Exercise:
Only the pictures are left out: repeat the rest of the entries exactly.

═══ The data ═══

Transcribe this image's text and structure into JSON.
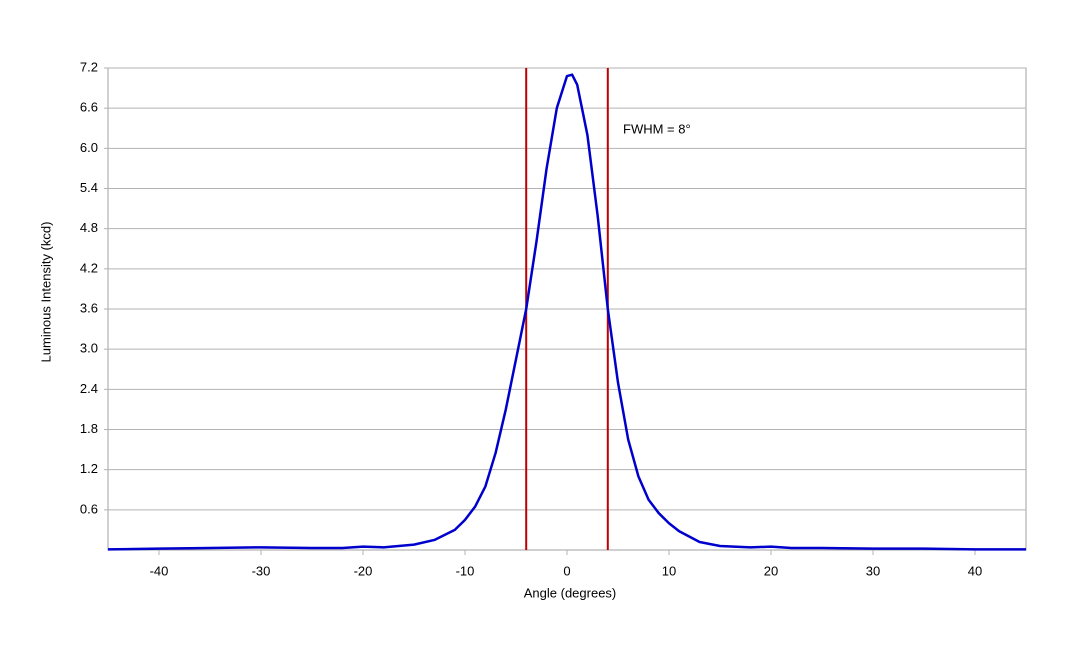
{
  "chart_data": {
    "type": "line",
    "annotation": "FWHM = 8°",
    "xlabel": "Angle (degrees)",
    "ylabel": "Luminous Intensity (kcd)",
    "xlim": [
      -45,
      45
    ],
    "xticks": [
      -40,
      -30,
      -20,
      -10,
      0,
      10,
      20,
      30,
      40
    ],
    "ylim": [
      0,
      7.2
    ],
    "yticks": [
      0.6,
      1.2,
      1.8,
      2.4,
      {
        "value": 3,
        "label": "3.0"
      },
      3.6,
      4.2,
      4.8,
      5.4,
      {
        "value": 6,
        "label": "6.0"
      },
      6.6,
      7.2
    ],
    "grid": true,
    "vlines": [
      -4,
      4
    ],
    "vline_color": "#c00000",
    "x": [
      -45,
      -40,
      -35,
      -30,
      -25,
      -22,
      -20,
      -18,
      -15,
      -13,
      -11,
      -10,
      -9,
      -8,
      -7,
      -6,
      -5,
      -4,
      -3,
      -2,
      -1,
      0,
      0.5,
      1,
      2,
      3,
      4,
      5,
      6,
      7,
      8,
      9,
      10,
      11,
      13,
      15,
      18,
      20,
      22,
      25,
      30,
      35,
      40,
      45
    ],
    "series": [
      {
        "color": "#0000cc",
        "values": [
          0.01,
          0.02,
          0.03,
          0.04,
          0.03,
          0.03,
          0.05,
          0.04,
          0.08,
          0.15,
          0.3,
          0.45,
          0.65,
          0.95,
          1.45,
          2.1,
          2.85,
          3.6,
          4.6,
          5.7,
          6.6,
          7.08,
          7.1,
          6.95,
          6.2,
          5.0,
          3.6,
          2.5,
          1.65,
          1.1,
          0.75,
          0.55,
          0.4,
          0.28,
          0.12,
          0.06,
          0.04,
          0.05,
          0.03,
          0.03,
          0.02,
          0.02,
          0.01,
          0.01
        ]
      }
    ]
  }
}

═══

Solution:
Transcribe this image's text and structure into JSON.
{
  "chart_data": {
    "type": "line",
    "annotation": "FWHM = 8°",
    "xlabel": "Angle (degrees)",
    "ylabel": "Luminous Intensity (kcd)",
    "xlim": [
      -45,
      45
    ],
    "xticks": [
      -40,
      -30,
      -20,
      -10,
      0,
      10,
      20,
      30,
      40
    ],
    "ylim": [
      0,
      7.2
    ],
    "yticks": [
      0.6,
      1.2,
      1.8,
      2.4,
      {
        "value": 3,
        "label": "3.0"
      },
      3.6,
      4.2,
      4.8,
      5.4,
      {
        "value": 6,
        "label": "6.0"
      },
      6.6,
      7.2
    ],
    "grid": true,
    "vlines": [
      -4,
      4
    ],
    "vline_color": "#c00000",
    "x": [
      -45,
      -40,
      -35,
      -30,
      -25,
      -22,
      -20,
      -18,
      -15,
      -13,
      -11,
      -10,
      -9,
      -8,
      -7,
      -6,
      -5,
      -4,
      -3,
      -2,
      -1,
      0,
      0.5,
      1,
      2,
      3,
      4,
      5,
      6,
      7,
      8,
      9,
      10,
      11,
      13,
      15,
      18,
      20,
      22,
      25,
      30,
      35,
      40,
      45
    ],
    "series": [
      {
        "color": "#0000cc",
        "values": [
          0.01,
          0.02,
          0.03,
          0.04,
          0.03,
          0.03,
          0.05,
          0.04,
          0.08,
          0.15,
          0.3,
          0.45,
          0.65,
          0.95,
          1.45,
          2.1,
          2.85,
          3.6,
          4.6,
          5.7,
          6.6,
          7.08,
          7.1,
          6.95,
          6.2,
          5.0,
          3.6,
          2.5,
          1.65,
          1.1,
          0.75,
          0.55,
          0.4,
          0.28,
          0.12,
          0.06,
          0.04,
          0.05,
          0.03,
          0.03,
          0.02,
          0.02,
          0.01,
          0.01
        ]
      }
    ]
  }
}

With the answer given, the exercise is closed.